# [Task directions]
Within the material below, find each line bearing the word "предоставляющие" and present it.

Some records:
⟨
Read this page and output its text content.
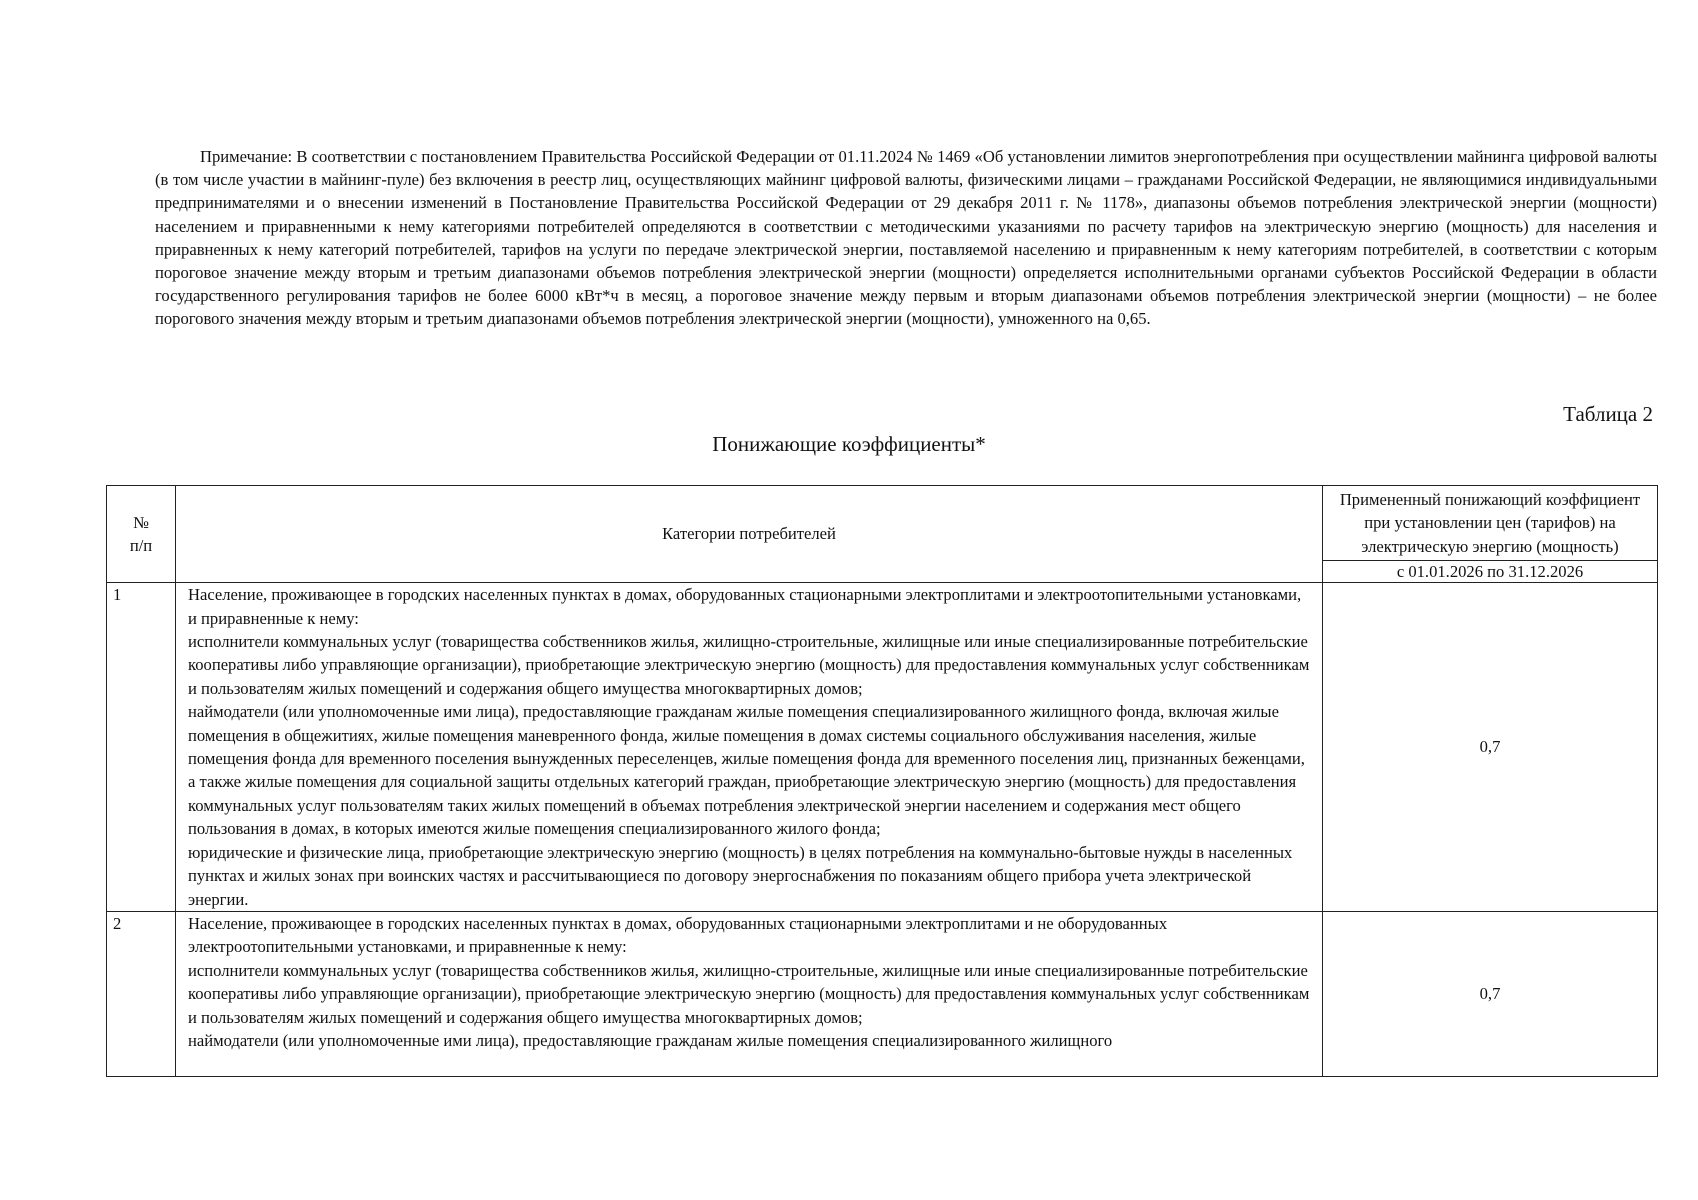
Примечание: В соответствии с постановлением Правительства Российской Федерации от 01.11.2024 № 1469 «Об установлении лимитов энергопотребления при осуществлении майнинга цифровой валюты (в том числе участии в майнинг-пуле) без включения в реестр лиц, осуществляющих майнинг цифровой валюты, физическими лицами – гражданами Российской Федерации, не являющимися индивидуальными предпринимателями и о внесении изменений в Постановление Правительства Российской Федерации от 29 декабря 2011 г. № 1178», диапазоны объемов потребления электрической энергии (мощности) населением и приравненными к нему категориями потребителей определяются в соответствии с методическими указаниями по расчету тарифов на электрическую энергию (мощность) для населения и приравненных к нему категорий потребителей, тарифов на услуги по передаче электрической энергии, поставляемой населению и приравненным к нему категориям потребителей, в соответствии с которым пороговое значение между вторым и третьим диапазонами объемов потребления электрической энергии (мощности) определяется исполнительными органами субъектов Российской Федерации в области государственного регулирования тарифов не более 6000 кВт*ч в месяц, а пороговое значение между первым и вторым диапазонами объемов потребления электрической энергии (мощности) – не более порогового значения между вторым и третьим диапазонами объемов потребления электрической энергии (мощности), умноженного на 0,65.
Таблица 2
Понижающие коэффициенты*
№
п/п	Категории потребителей	Примененный понижающий коэффициент при установлении цен (тарифов) на электрическую энергию (мощность)
		с 01.01.2026 по 31.12.2026
1	Население, проживающее в городских населенных пунктах в домах, оборудованных стационарными электроплитами и электроотопительными установками, и приравненные к нему:

исполнители коммунальных услуг (товарищества собственников жилья, жилищно-строительные, жилищные или иные специализированные потребительские кооперативы либо управляющие организации), приобретающие электрическую энергию (мощность) для предоставления коммунальных услуг собственникам и пользователям жилых помещений и содержания общего имущества многоквартирных домов;

наймодатели (или уполномоченные ими лица), предоставляющие гражданам жилые помещения специализированного жилищного фонда, включая жилые помещения в общежитиях, жилые помещения маневренного фонда, жилые помещения в домах системы социального обслуживания населения, жилые помещения фонда для временного поселения вынужденных переселенцев, жилые помещения фонда для временного поселения лиц, признанных беженцами, а также жилые помещения для социальной защиты отдельных категорий граждан, приобретающие электрическую энергию (мощность) для предоставления коммунальных услуг пользователям таких жилых помещений в объемах потребления электрической энергии населением и содержания мест общего пользования в домах, в которых имеются жилые помещения специализированного жилого фонда;

юридические и физические лица, приобретающие электрическую энергию (мощность) в целях потребления на коммунально-бытовые нужды в населенных пунктах и жилых зонах при воинских частях и рассчитывающиеся по договору энергоснабжения по показаниям общего прибора учета электрической энергии.	0,7
2	Население, проживающее в городских населенных пунктах в домах, оборудованных стационарными электроплитами и не оборудованных электроотопительными установками, и приравненные к нему:

исполнители коммунальных услуг (товарищества собственников жилья, жилищно-строительные, жилищные или иные специализированные потребительские кооперативы либо управляющие организации), приобретающие электрическую энергию (мощность) для предоставления коммунальных услуг собственникам и пользователям жилых помещений и содержания общего имущества многоквартирных домов;

наймодатели (или уполномоченные ими лица), предоставляющие гражданам жилые помещения специализированного жилищного	0,7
⟩
# [Full solution]
наймодатели (или уполномоченные ими лица), предоставляющие гражданам жилые помещения специализированного жилищного фонда, включая жилые помещения в общежитиях, жилые помещения маневренного фонда, жилые помещения в домах системы социального обслуживания населения, жилые помещения фонда для временного поселения вынужденных переселенцев, жилые помещения фонда для временного поселения лиц, признанных беженцами, а также жилые помещения для социальной защиты отдельных категорий граждан, приобретающие электрическую энергию (мощность) для предоставления коммунальных услуг пользователям таких жилых помещений в объемах потребления электрической энергии населением и содержания мест общего пользования в домах, в которых имеются жилые помещения специализированного жилого фонда;
наймодатели (или уполномоченные ими лица), предоставляющие гражданам жилые помещения специализированного жилищного	0,7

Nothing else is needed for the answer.